--- PROVIDED RECORDS ---

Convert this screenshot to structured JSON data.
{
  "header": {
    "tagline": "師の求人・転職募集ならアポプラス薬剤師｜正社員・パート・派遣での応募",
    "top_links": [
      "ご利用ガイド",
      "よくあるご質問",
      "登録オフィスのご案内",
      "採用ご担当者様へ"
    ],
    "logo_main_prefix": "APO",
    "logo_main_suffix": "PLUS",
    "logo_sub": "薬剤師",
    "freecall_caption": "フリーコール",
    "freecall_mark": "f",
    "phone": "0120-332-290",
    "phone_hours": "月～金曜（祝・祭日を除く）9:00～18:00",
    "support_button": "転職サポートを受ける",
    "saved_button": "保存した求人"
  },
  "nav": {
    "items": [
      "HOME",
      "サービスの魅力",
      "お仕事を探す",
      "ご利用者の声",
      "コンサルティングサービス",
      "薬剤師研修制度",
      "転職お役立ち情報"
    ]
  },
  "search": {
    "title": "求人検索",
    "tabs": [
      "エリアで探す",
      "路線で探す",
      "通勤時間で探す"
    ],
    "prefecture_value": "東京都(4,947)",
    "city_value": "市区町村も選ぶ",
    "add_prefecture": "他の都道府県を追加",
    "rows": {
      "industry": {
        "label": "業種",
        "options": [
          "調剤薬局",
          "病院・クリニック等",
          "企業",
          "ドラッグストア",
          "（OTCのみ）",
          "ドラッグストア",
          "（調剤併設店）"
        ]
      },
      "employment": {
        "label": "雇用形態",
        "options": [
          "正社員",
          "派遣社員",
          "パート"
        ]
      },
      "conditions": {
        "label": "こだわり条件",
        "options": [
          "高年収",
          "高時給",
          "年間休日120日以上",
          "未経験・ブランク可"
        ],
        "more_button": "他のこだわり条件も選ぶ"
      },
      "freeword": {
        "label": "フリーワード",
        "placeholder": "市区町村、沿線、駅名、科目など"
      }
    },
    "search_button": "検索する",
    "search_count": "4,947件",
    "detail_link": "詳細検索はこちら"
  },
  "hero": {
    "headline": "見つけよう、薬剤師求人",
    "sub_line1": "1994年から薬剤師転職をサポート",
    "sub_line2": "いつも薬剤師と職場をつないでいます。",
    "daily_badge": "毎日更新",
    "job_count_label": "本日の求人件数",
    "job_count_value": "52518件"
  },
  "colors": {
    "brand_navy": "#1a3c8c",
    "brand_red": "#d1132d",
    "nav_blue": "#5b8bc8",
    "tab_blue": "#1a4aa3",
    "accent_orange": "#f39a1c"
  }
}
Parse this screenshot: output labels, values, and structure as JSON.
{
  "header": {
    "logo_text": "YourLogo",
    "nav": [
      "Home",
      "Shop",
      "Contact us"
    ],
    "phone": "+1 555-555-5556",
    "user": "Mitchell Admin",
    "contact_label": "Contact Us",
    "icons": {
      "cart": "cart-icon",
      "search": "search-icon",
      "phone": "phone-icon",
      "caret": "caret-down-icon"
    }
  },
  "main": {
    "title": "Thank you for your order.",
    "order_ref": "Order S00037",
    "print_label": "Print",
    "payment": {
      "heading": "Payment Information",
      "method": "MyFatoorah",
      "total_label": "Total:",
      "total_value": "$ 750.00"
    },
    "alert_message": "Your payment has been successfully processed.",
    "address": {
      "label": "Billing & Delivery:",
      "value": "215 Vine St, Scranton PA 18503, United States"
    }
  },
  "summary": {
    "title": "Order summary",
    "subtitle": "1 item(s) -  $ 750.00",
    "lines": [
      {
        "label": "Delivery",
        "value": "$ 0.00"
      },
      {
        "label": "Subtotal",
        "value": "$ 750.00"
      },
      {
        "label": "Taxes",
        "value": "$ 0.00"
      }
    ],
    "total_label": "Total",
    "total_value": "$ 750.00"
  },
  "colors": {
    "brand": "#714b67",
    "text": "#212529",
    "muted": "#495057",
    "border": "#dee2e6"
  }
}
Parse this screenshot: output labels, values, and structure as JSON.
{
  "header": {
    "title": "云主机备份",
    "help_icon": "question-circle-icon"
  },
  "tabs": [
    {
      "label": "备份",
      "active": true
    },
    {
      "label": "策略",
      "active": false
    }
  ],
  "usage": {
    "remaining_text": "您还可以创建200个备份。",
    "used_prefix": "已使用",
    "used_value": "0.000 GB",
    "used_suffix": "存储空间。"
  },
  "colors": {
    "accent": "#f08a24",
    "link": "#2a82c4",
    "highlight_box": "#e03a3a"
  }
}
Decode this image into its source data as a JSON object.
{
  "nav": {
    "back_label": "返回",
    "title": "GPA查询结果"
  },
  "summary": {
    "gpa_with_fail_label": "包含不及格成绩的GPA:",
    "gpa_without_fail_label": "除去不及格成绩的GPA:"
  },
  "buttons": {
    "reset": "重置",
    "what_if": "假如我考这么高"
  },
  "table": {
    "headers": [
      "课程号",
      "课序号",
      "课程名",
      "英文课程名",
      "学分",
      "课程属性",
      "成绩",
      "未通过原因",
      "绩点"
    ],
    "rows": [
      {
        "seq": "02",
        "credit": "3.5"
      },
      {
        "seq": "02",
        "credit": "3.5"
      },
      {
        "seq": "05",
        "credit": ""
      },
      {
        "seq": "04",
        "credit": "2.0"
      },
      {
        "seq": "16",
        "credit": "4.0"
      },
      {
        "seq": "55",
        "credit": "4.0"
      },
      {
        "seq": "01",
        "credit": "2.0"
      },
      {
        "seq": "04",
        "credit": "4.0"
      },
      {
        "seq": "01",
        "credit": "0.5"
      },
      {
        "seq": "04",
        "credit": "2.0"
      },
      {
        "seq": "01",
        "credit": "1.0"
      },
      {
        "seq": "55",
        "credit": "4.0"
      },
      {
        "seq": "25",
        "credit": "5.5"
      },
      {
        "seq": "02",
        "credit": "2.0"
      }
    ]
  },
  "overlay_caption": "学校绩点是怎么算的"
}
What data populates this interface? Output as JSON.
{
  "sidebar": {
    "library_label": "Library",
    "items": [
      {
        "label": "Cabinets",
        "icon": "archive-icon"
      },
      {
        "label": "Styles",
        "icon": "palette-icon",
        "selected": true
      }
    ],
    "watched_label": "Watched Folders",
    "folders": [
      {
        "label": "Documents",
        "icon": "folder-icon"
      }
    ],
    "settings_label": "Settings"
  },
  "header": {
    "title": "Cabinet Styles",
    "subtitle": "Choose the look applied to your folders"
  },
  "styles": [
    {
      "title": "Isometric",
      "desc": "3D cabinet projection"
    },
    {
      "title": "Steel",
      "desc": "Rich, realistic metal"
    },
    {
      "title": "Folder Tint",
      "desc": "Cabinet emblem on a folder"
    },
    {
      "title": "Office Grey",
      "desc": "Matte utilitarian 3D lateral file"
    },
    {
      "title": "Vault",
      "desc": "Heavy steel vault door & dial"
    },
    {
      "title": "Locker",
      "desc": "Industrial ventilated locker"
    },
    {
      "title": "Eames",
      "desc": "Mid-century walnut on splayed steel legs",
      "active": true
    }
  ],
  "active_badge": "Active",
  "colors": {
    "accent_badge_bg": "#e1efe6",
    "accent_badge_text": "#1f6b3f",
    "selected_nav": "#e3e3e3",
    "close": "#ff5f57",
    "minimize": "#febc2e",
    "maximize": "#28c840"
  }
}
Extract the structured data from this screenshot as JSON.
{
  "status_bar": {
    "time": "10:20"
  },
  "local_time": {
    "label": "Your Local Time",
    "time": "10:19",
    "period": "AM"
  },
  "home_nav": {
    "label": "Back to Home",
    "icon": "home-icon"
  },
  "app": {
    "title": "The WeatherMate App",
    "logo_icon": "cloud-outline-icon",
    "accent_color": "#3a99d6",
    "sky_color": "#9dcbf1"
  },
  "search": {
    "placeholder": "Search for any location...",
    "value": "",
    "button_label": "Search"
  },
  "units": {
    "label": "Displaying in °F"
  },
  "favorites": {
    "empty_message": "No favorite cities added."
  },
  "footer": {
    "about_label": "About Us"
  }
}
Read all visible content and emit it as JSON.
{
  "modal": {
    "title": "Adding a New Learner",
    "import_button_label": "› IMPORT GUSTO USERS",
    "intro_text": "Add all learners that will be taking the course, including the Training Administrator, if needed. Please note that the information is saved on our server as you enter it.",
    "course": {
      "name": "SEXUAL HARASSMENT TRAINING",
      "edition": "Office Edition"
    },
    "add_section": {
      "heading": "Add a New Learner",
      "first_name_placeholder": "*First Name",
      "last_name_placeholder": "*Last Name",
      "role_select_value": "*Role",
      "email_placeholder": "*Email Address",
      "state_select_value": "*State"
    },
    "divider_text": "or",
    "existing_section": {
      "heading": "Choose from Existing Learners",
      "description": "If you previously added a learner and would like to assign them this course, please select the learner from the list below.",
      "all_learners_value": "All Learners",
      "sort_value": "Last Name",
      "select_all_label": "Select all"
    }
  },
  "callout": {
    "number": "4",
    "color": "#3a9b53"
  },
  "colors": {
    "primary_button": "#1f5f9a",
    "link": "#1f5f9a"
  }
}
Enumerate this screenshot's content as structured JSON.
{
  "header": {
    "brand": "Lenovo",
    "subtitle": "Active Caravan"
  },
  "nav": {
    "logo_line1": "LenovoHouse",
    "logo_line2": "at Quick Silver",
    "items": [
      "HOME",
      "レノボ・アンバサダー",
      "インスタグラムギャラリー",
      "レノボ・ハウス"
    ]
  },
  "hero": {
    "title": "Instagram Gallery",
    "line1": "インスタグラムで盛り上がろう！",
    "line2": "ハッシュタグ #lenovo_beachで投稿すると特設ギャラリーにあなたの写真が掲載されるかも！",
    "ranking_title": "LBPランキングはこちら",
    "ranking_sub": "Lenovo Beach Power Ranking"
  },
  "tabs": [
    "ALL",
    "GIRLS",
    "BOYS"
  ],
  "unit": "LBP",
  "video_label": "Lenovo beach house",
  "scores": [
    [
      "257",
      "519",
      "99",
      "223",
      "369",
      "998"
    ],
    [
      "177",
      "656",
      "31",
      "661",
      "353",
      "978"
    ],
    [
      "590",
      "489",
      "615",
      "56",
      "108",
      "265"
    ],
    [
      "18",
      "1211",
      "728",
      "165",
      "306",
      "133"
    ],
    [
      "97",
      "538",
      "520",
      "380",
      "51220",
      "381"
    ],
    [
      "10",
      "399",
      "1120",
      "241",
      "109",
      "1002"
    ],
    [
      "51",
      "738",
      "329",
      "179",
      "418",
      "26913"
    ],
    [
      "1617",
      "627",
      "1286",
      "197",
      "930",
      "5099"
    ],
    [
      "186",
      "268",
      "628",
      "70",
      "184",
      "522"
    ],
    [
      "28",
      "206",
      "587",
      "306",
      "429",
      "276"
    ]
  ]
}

---

EXERCISE INSTRUCTIONS — Copy all lines from the material that include "screenshot".

OUTPUT BELOW —
Convert this screenshot to structured JSON data.
Parse this screenshot: output labels, values, and structure as JSON.
Parse this screenshot: output labels, values, and structure as JSON.
Extract the structured data from this screenshot as JSON.
Enumerate this screenshot's content as structured JSON.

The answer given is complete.